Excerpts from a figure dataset

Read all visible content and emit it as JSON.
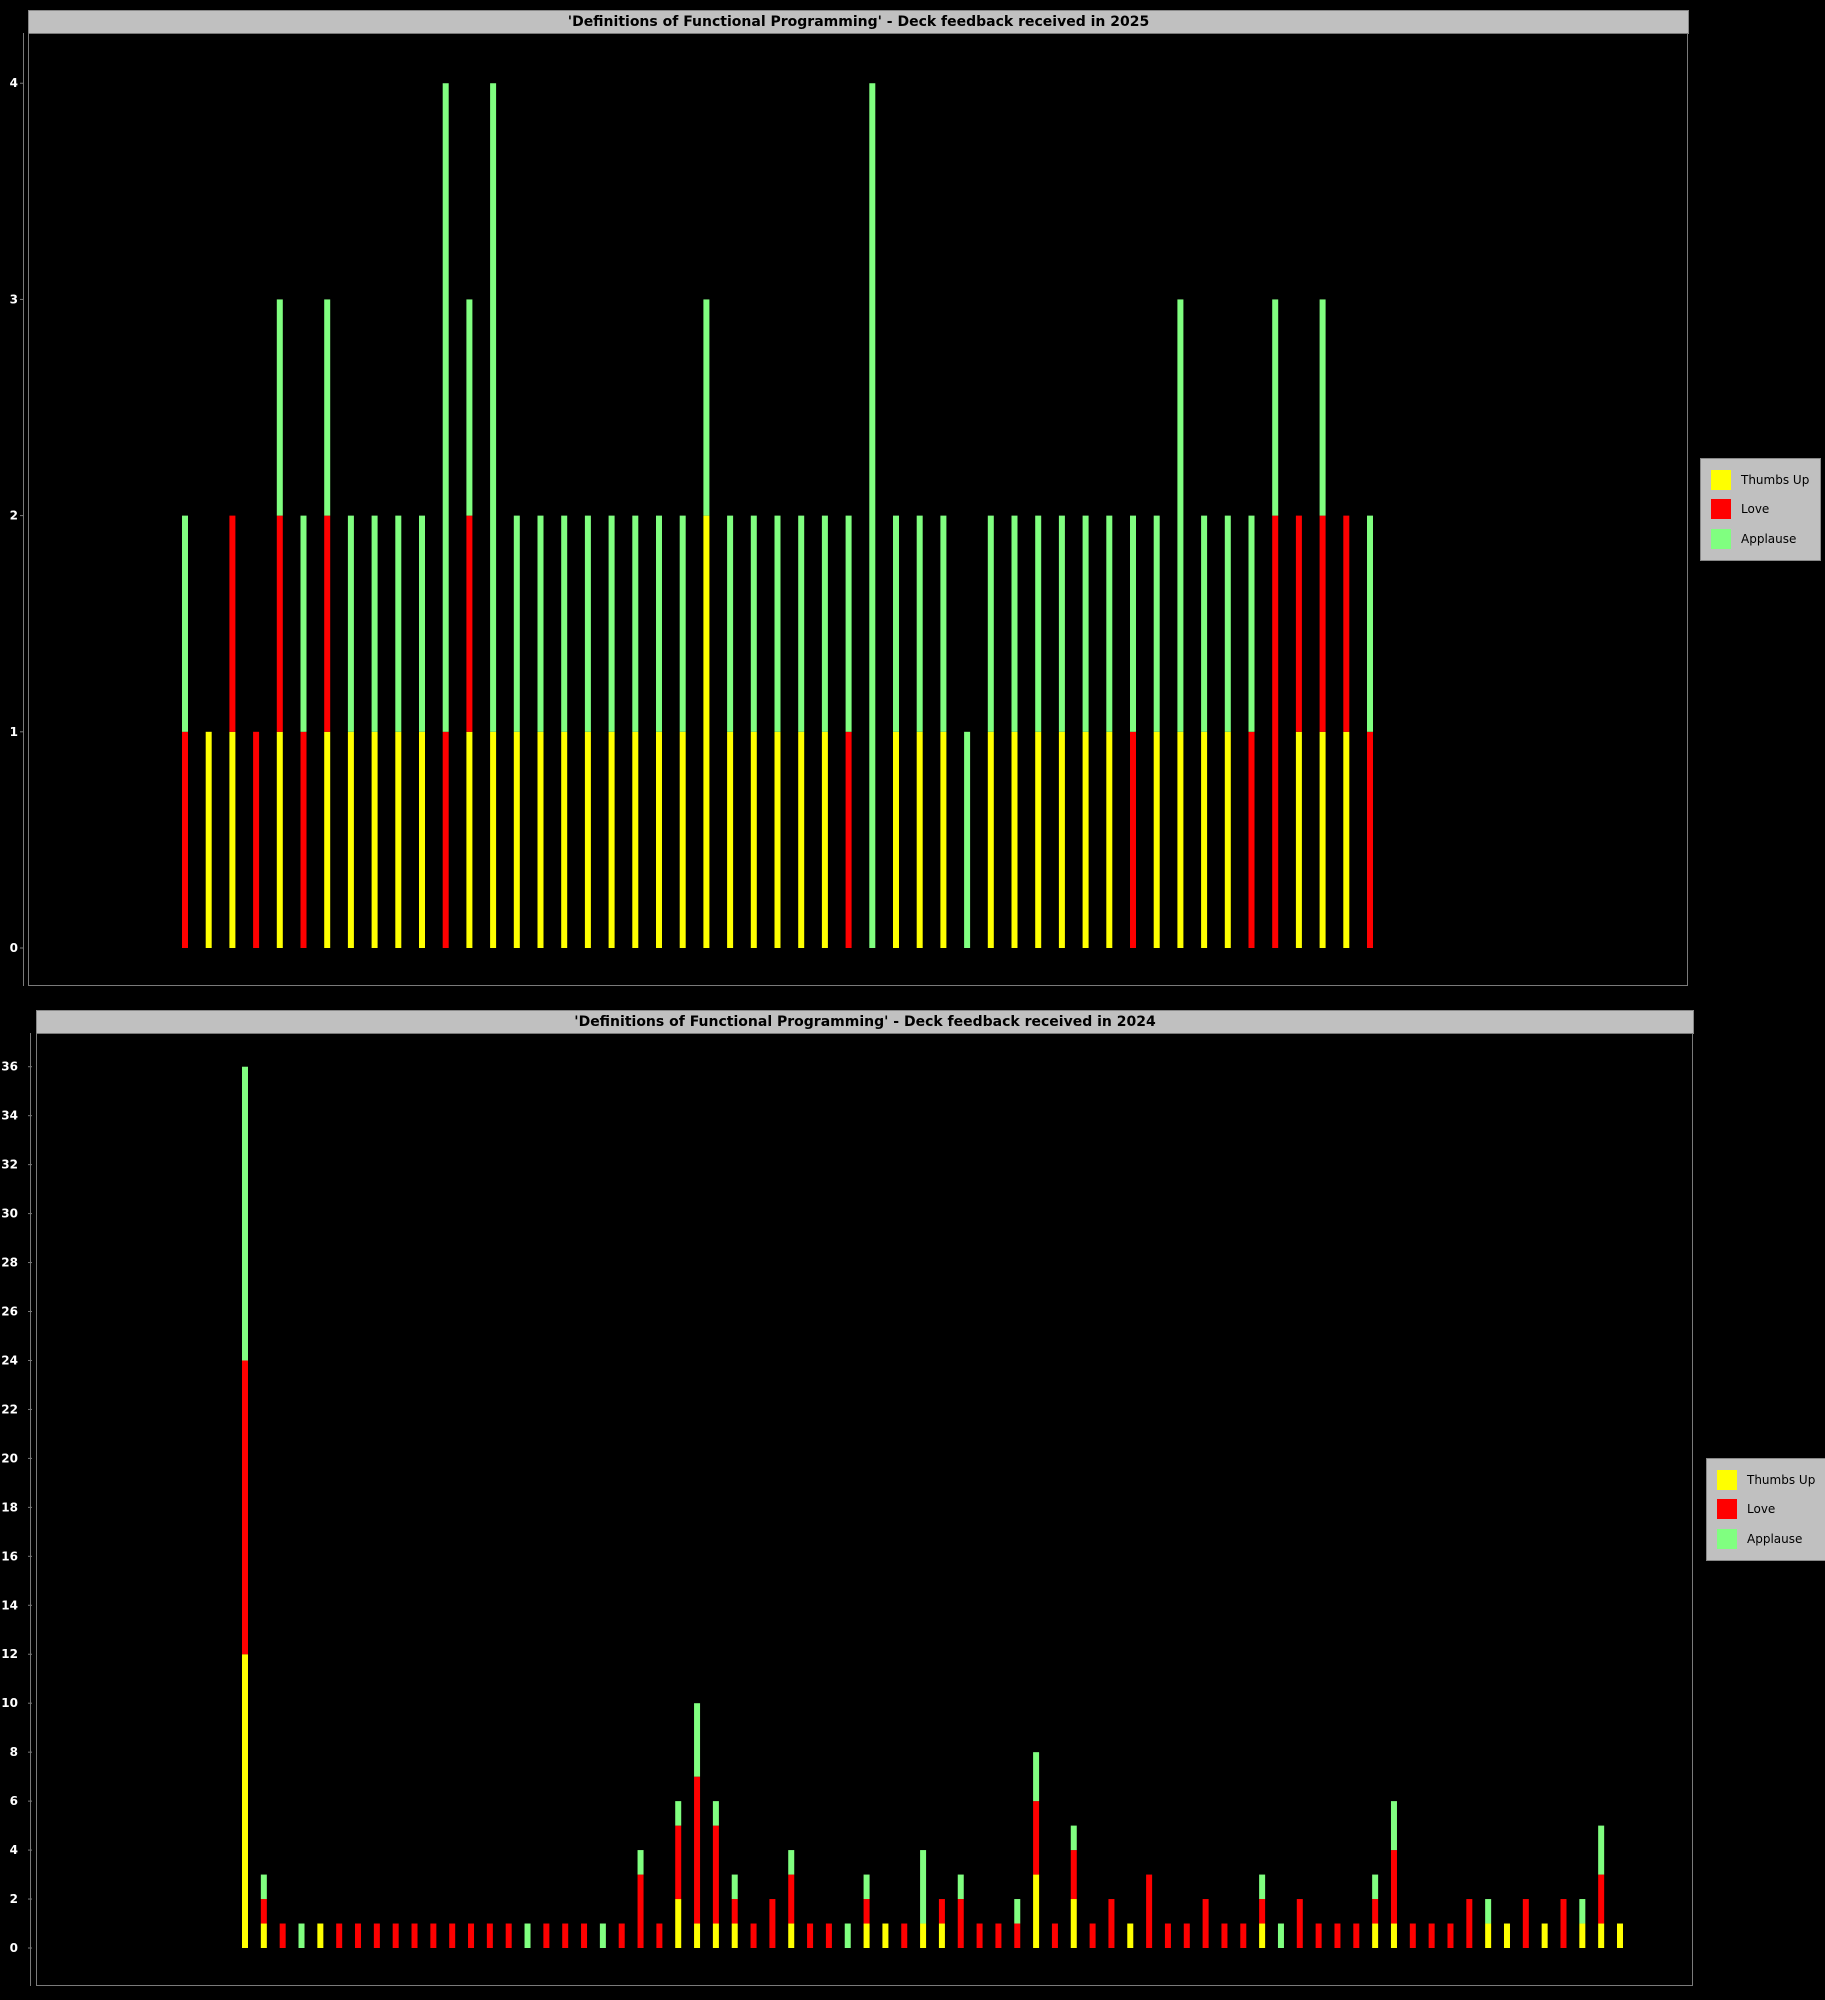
{
  "chart_data": [
    {
      "type": "bar",
      "stacked": true,
      "title": "'Definitions of Functional Programming' - Deck feedback received in 2025",
      "xlabel": "",
      "ylabel": "",
      "ylim": [
        0,
        4.2
      ],
      "yticks": [
        0,
        1,
        2,
        3,
        4
      ],
      "legend_position": "right",
      "grid": false,
      "series": [
        {
          "name": "Thumbs Up",
          "color": "#ffff00"
        },
        {
          "name": "Love",
          "color": "#ff0000"
        },
        {
          "name": "Applause",
          "color": "#80ff80"
        }
      ],
      "bars": [
        [
          0,
          1,
          1
        ],
        [
          1,
          0,
          0
        ],
        [
          1,
          1,
          0
        ],
        [
          0,
          1,
          0
        ],
        [
          1,
          1,
          1
        ],
        [
          0,
          1,
          1
        ],
        [
          1,
          1,
          1
        ],
        [
          1,
          0,
          1
        ],
        [
          1,
          0,
          1
        ],
        [
          1,
          0,
          1
        ],
        [
          1,
          0,
          1
        ],
        [
          0,
          1,
          3
        ],
        [
          1,
          1,
          1
        ],
        [
          1,
          0,
          3
        ],
        [
          1,
          0,
          1
        ],
        [
          1,
          0,
          1
        ],
        [
          1,
          0,
          1
        ],
        [
          1,
          0,
          1
        ],
        [
          1,
          0,
          1
        ],
        [
          1,
          0,
          1
        ],
        [
          1,
          0,
          1
        ],
        [
          1,
          0,
          1
        ],
        [
          2,
          0,
          1
        ],
        [
          1,
          0,
          1
        ],
        [
          1,
          0,
          1
        ],
        [
          1,
          0,
          1
        ],
        [
          1,
          0,
          1
        ],
        [
          1,
          0,
          1
        ],
        [
          0,
          1,
          1
        ],
        [
          0,
          0,
          4
        ],
        [
          1,
          0,
          1
        ],
        [
          1,
          0,
          1
        ],
        [
          1,
          0,
          1
        ],
        [
          0,
          0,
          1
        ],
        [
          1,
          0,
          1
        ],
        [
          1,
          0,
          1
        ],
        [
          1,
          0,
          1
        ],
        [
          1,
          0,
          1
        ],
        [
          1,
          0,
          1
        ],
        [
          1,
          0,
          1
        ],
        [
          0,
          1,
          1
        ],
        [
          1,
          0,
          1
        ],
        [
          1,
          0,
          2
        ],
        [
          1,
          0,
          1
        ],
        [
          1,
          0,
          1
        ],
        [
          0,
          1,
          1
        ],
        [
          0,
          2,
          1
        ],
        [
          1,
          1,
          0
        ],
        [
          1,
          1,
          1
        ],
        [
          1,
          1,
          0
        ],
        [
          0,
          1,
          1
        ]
      ]
    },
    {
      "type": "bar",
      "stacked": true,
      "title": "'Definitions of Functional Programming' - Deck feedback received in 2024",
      "xlabel": "",
      "ylabel": "",
      "ylim": [
        0,
        37.5
      ],
      "yticks": [
        0,
        2,
        4,
        6,
        8,
        10,
        12,
        14,
        16,
        18,
        20,
        22,
        24,
        26,
        28,
        30,
        32,
        34,
        36
      ],
      "legend_position": "right",
      "grid": false,
      "series": [
        {
          "name": "Thumbs Up",
          "color": "#ffff00"
        },
        {
          "name": "Love",
          "color": "#ff0000"
        },
        {
          "name": "Applause",
          "color": "#80ff80"
        }
      ],
      "bars": [
        [
          12,
          12,
          12
        ],
        [
          1,
          1,
          1
        ],
        [
          0,
          1,
          0
        ],
        [
          0,
          0,
          1
        ],
        [
          1,
          0,
          0
        ],
        [
          0,
          1,
          0
        ],
        [
          0,
          1,
          0
        ],
        [
          0,
          1,
          0
        ],
        [
          0,
          1,
          0
        ],
        [
          0,
          1,
          0
        ],
        [
          0,
          1,
          0
        ],
        [
          0,
          1,
          0
        ],
        [
          0,
          1,
          0
        ],
        [
          0,
          1,
          0
        ],
        [
          0,
          1,
          0
        ],
        [
          0,
          0,
          1
        ],
        [
          0,
          1,
          0
        ],
        [
          0,
          1,
          0
        ],
        [
          0,
          1,
          0
        ],
        [
          0,
          0,
          1
        ],
        [
          0,
          1,
          0
        ],
        [
          0,
          3,
          1
        ],
        [
          0,
          1,
          0
        ],
        [
          2,
          3,
          1
        ],
        [
          1,
          6,
          3
        ],
        [
          1,
          4,
          1
        ],
        [
          1,
          1,
          1
        ],
        [
          0,
          1,
          0
        ],
        [
          0,
          2,
          0
        ],
        [
          1,
          2,
          1
        ],
        [
          0,
          1,
          0
        ],
        [
          0,
          1,
          0
        ],
        [
          0,
          0,
          1
        ],
        [
          1,
          1,
          1
        ],
        [
          1,
          0,
          0
        ],
        [
          0,
          1,
          0
        ],
        [
          1,
          0,
          3
        ],
        [
          1,
          1,
          0
        ],
        [
          0,
          2,
          1
        ],
        [
          0,
          1,
          0
        ],
        [
          0,
          1,
          0
        ],
        [
          0,
          1,
          1
        ],
        [
          3,
          3,
          2
        ],
        [
          0,
          1,
          0
        ],
        [
          2,
          2,
          1
        ],
        [
          0,
          1,
          0
        ],
        [
          0,
          2,
          0
        ],
        [
          1,
          0,
          0
        ],
        [
          0,
          3,
          0
        ],
        [
          0,
          1,
          0
        ],
        [
          0,
          1,
          0
        ],
        [
          0,
          2,
          0
        ],
        [
          0,
          1,
          0
        ],
        [
          0,
          1,
          0
        ],
        [
          1,
          1,
          1
        ],
        [
          0,
          0,
          1
        ],
        [
          0,
          2,
          0
        ],
        [
          0,
          1,
          0
        ],
        [
          0,
          1,
          0
        ],
        [
          0,
          1,
          0
        ],
        [
          1,
          1,
          1
        ],
        [
          1,
          3,
          2
        ],
        [
          0,
          1,
          0
        ],
        [
          0,
          1,
          0
        ],
        [
          0,
          1,
          0
        ],
        [
          0,
          2,
          0
        ],
        [
          1,
          0,
          1
        ],
        [
          1,
          0,
          0
        ],
        [
          0,
          2,
          0
        ],
        [
          1,
          0,
          0
        ],
        [
          0,
          2,
          0
        ],
        [
          1,
          0,
          1
        ],
        [
          1,
          2,
          2
        ],
        [
          1,
          0,
          0
        ]
      ]
    }
  ]
}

WRITTEN PROBLEM. Every record above should come back exactly, but without its pictures.

PROBLEM SOLUTION.
Read all visible content and emit it as JSON.
{
  "chart_data": [
    {
      "type": "bar",
      "stacked": true,
      "title": "'Definitions of Functional Programming' - Deck feedback received in 2025",
      "xlabel": "",
      "ylabel": "",
      "ylim": [
        0,
        4.2
      ],
      "yticks": [
        0,
        1,
        2,
        3,
        4
      ],
      "legend_position": "right",
      "grid": false,
      "series": [
        {
          "name": "Thumbs Up",
          "color": "#ffff00"
        },
        {
          "name": "Love",
          "color": "#ff0000"
        },
        {
          "name": "Applause",
          "color": "#80ff80"
        }
      ],
      "bars": [
        [
          0,
          1,
          1
        ],
        [
          1,
          0,
          0
        ],
        [
          1,
          1,
          0
        ],
        [
          0,
          1,
          0
        ],
        [
          1,
          1,
          1
        ],
        [
          0,
          1,
          1
        ],
        [
          1,
          1,
          1
        ],
        [
          1,
          0,
          1
        ],
        [
          1,
          0,
          1
        ],
        [
          1,
          0,
          1
        ],
        [
          1,
          0,
          1
        ],
        [
          0,
          1,
          3
        ],
        [
          1,
          1,
          1
        ],
        [
          1,
          0,
          3
        ],
        [
          1,
          0,
          1
        ],
        [
          1,
          0,
          1
        ],
        [
          1,
          0,
          1
        ],
        [
          1,
          0,
          1
        ],
        [
          1,
          0,
          1
        ],
        [
          1,
          0,
          1
        ],
        [
          1,
          0,
          1
        ],
        [
          1,
          0,
          1
        ],
        [
          2,
          0,
          1
        ],
        [
          1,
          0,
          1
        ],
        [
          1,
          0,
          1
        ],
        [
          1,
          0,
          1
        ],
        [
          1,
          0,
          1
        ],
        [
          1,
          0,
          1
        ],
        [
          0,
          1,
          1
        ],
        [
          0,
          0,
          4
        ],
        [
          1,
          0,
          1
        ],
        [
          1,
          0,
          1
        ],
        [
          1,
          0,
          1
        ],
        [
          0,
          0,
          1
        ],
        [
          1,
          0,
          1
        ],
        [
          1,
          0,
          1
        ],
        [
          1,
          0,
          1
        ],
        [
          1,
          0,
          1
        ],
        [
          1,
          0,
          1
        ],
        [
          1,
          0,
          1
        ],
        [
          0,
          1,
          1
        ],
        [
          1,
          0,
          1
        ],
        [
          1,
          0,
          2
        ],
        [
          1,
          0,
          1
        ],
        [
          1,
          0,
          1
        ],
        [
          0,
          1,
          1
        ],
        [
          0,
          2,
          1
        ],
        [
          1,
          1,
          0
        ],
        [
          1,
          1,
          1
        ],
        [
          1,
          1,
          0
        ],
        [
          0,
          1,
          1
        ]
      ]
    },
    {
      "type": "bar",
      "stacked": true,
      "title": "'Definitions of Functional Programming' - Deck feedback received in 2024",
      "xlabel": "",
      "ylabel": "",
      "ylim": [
        0,
        37.5
      ],
      "yticks": [
        0,
        2,
        4,
        6,
        8,
        10,
        12,
        14,
        16,
        18,
        20,
        22,
        24,
        26,
        28,
        30,
        32,
        34,
        36
      ],
      "legend_position": "right",
      "grid": false,
      "series": [
        {
          "name": "Thumbs Up",
          "color": "#ffff00"
        },
        {
          "name": "Love",
          "color": "#ff0000"
        },
        {
          "name": "Applause",
          "color": "#80ff80"
        }
      ],
      "bars": [
        [
          12,
          12,
          12
        ],
        [
          1,
          1,
          1
        ],
        [
          0,
          1,
          0
        ],
        [
          0,
          0,
          1
        ],
        [
          1,
          0,
          0
        ],
        [
          0,
          1,
          0
        ],
        [
          0,
          1,
          0
        ],
        [
          0,
          1,
          0
        ],
        [
          0,
          1,
          0
        ],
        [
          0,
          1,
          0
        ],
        [
          0,
          1,
          0
        ],
        [
          0,
          1,
          0
        ],
        [
          0,
          1,
          0
        ],
        [
          0,
          1,
          0
        ],
        [
          0,
          1,
          0
        ],
        [
          0,
          0,
          1
        ],
        [
          0,
          1,
          0
        ],
        [
          0,
          1,
          0
        ],
        [
          0,
          1,
          0
        ],
        [
          0,
          0,
          1
        ],
        [
          0,
          1,
          0
        ],
        [
          0,
          3,
          1
        ],
        [
          0,
          1,
          0
        ],
        [
          2,
          3,
          1
        ],
        [
          1,
          6,
          3
        ],
        [
          1,
          4,
          1
        ],
        [
          1,
          1,
          1
        ],
        [
          0,
          1,
          0
        ],
        [
          0,
          2,
          0
        ],
        [
          1,
          2,
          1
        ],
        [
          0,
          1,
          0
        ],
        [
          0,
          1,
          0
        ],
        [
          0,
          0,
          1
        ],
        [
          1,
          1,
          1
        ],
        [
          1,
          0,
          0
        ],
        [
          0,
          1,
          0
        ],
        [
          1,
          0,
          3
        ],
        [
          1,
          1,
          0
        ],
        [
          0,
          2,
          1
        ],
        [
          0,
          1,
          0
        ],
        [
          0,
          1,
          0
        ],
        [
          0,
          1,
          1
        ],
        [
          3,
          3,
          2
        ],
        [
          0,
          1,
          0
        ],
        [
          2,
          2,
          1
        ],
        [
          0,
          1,
          0
        ],
        [
          0,
          2,
          0
        ],
        [
          1,
          0,
          0
        ],
        [
          0,
          3,
          0
        ],
        [
          0,
          1,
          0
        ],
        [
          0,
          1,
          0
        ],
        [
          0,
          2,
          0
        ],
        [
          0,
          1,
          0
        ],
        [
          0,
          1,
          0
        ],
        [
          1,
          1,
          1
        ],
        [
          0,
          0,
          1
        ],
        [
          0,
          2,
          0
        ],
        [
          0,
          1,
          0
        ],
        [
          0,
          1,
          0
        ],
        [
          0,
          1,
          0
        ],
        [
          1,
          1,
          1
        ],
        [
          1,
          3,
          2
        ],
        [
          0,
          1,
          0
        ],
        [
          0,
          1,
          0
        ],
        [
          0,
          1,
          0
        ],
        [
          0,
          2,
          0
        ],
        [
          1,
          0,
          1
        ],
        [
          1,
          0,
          0
        ],
        [
          0,
          2,
          0
        ],
        [
          1,
          0,
          0
        ],
        [
          0,
          2,
          0
        ],
        [
          1,
          0,
          1
        ],
        [
          1,
          2,
          2
        ],
        [
          1,
          0,
          0
        ]
      ]
    }
  ]
}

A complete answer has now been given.